▶ [What to do]: Taking each line of the material in turn, count those with the string "Selected" and answer with the count alone.

▶ [Task data]:
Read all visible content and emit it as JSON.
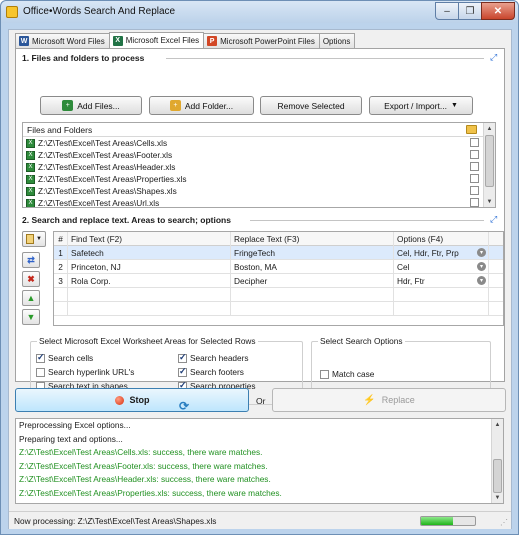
{
  "window": {
    "title": "Office•Words Search And Replace",
    "min_glyph": "–",
    "max_glyph": "❐",
    "close_glyph": "✕"
  },
  "tabs": [
    {
      "label": "Microsoft Word Files",
      "icon": "word-doc-icon",
      "glyph": "W",
      "color": "#2b579a"
    },
    {
      "label": "Microsoft Excel Files",
      "icon": "excel-doc-icon",
      "glyph": "X",
      "color": "#217346",
      "active": true
    },
    {
      "label": "Microsoft PowerPoint Files",
      "icon": "powerpoint-doc-icon",
      "glyph": "P",
      "color": "#d24726"
    },
    {
      "label": "Options"
    }
  ],
  "section1": {
    "title": "1. Files and folders to process",
    "buttons": {
      "add_files": "Add Files...",
      "add_folder": "Add Folder...",
      "remove_selected": "Remove Selected",
      "export_import": "Export / Import..."
    },
    "list_header": "Files and Folders",
    "files": [
      "Z:\\Z\\Test\\Excel\\Test Areas\\Cells.xls",
      "Z:\\Z\\Test\\Excel\\Test Areas\\Footer.xls",
      "Z:\\Z\\Test\\Excel\\Test Areas\\Header.xls",
      "Z:\\Z\\Test\\Excel\\Test Areas\\Properties.xls",
      "Z:\\Z\\Test\\Excel\\Test Areas\\Shapes.xls",
      "Z:\\Z\\Test\\Excel\\Test Areas\\Url.xls"
    ]
  },
  "section2": {
    "title": "2. Search and replace text. Areas to search; options",
    "columns": {
      "num": "#",
      "find": "Find Text (F2)",
      "replace": "Replace Text (F3)",
      "options": "Options (F4)"
    },
    "rows": [
      {
        "num": "1",
        "find": "Safetech",
        "replace": "FringeTech",
        "options": "Cel, Hdr, Ftr, Prp"
      },
      {
        "num": "2",
        "find": "Princeton, NJ",
        "replace": "Boston, MA",
        "options": "Cel"
      },
      {
        "num": "3",
        "find": "Rola Corp.",
        "replace": "Decipher",
        "options": "Hdr, Ftr"
      }
    ],
    "areas_title": "Select Microsoft Excel Worksheet Areas for Selected Rows",
    "areas": {
      "search_cells": "Search cells",
      "search_hyperlinks": "Search hyperlink URL's",
      "search_shapes": "Search text in shapes",
      "search_headers": "Search headers",
      "search_footers": "Search footers",
      "search_properties": "Search properties"
    },
    "search_options_title": "Select Search Options",
    "match_case": "Match case"
  },
  "actions": {
    "stop": "Stop",
    "or": "Or",
    "replace": "Replace"
  },
  "log": [
    {
      "text": "Preprocessing Excel options...",
      "status": "info"
    },
    {
      "text": "Preparing text and options...",
      "status": "info"
    },
    {
      "text": "Z:\\Z\\Test\\Excel\\Test Areas\\Cells.xls: success, there ware matches.",
      "status": "success"
    },
    {
      "text": "Z:\\Z\\Test\\Excel\\Test Areas\\Footer.xls: success, there ware matches.",
      "status": "success"
    },
    {
      "text": "Z:\\Z\\Test\\Excel\\Test Areas\\Header.xls: success, there ware matches.",
      "status": "success"
    },
    {
      "text": "Z:\\Z\\Test\\Excel\\Test Areas\\Properties.xls: success, there ware matches.",
      "status": "success"
    }
  ],
  "status": {
    "text": "Now processing: Z:\\Z\\Test\\Excel\\Test Areas\\Shapes.xls",
    "progress": 0.6
  },
  "colors": {
    "success": "#209020",
    "accent": "#3c7fb1"
  }
}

▶ [Answer to this exercise]: 2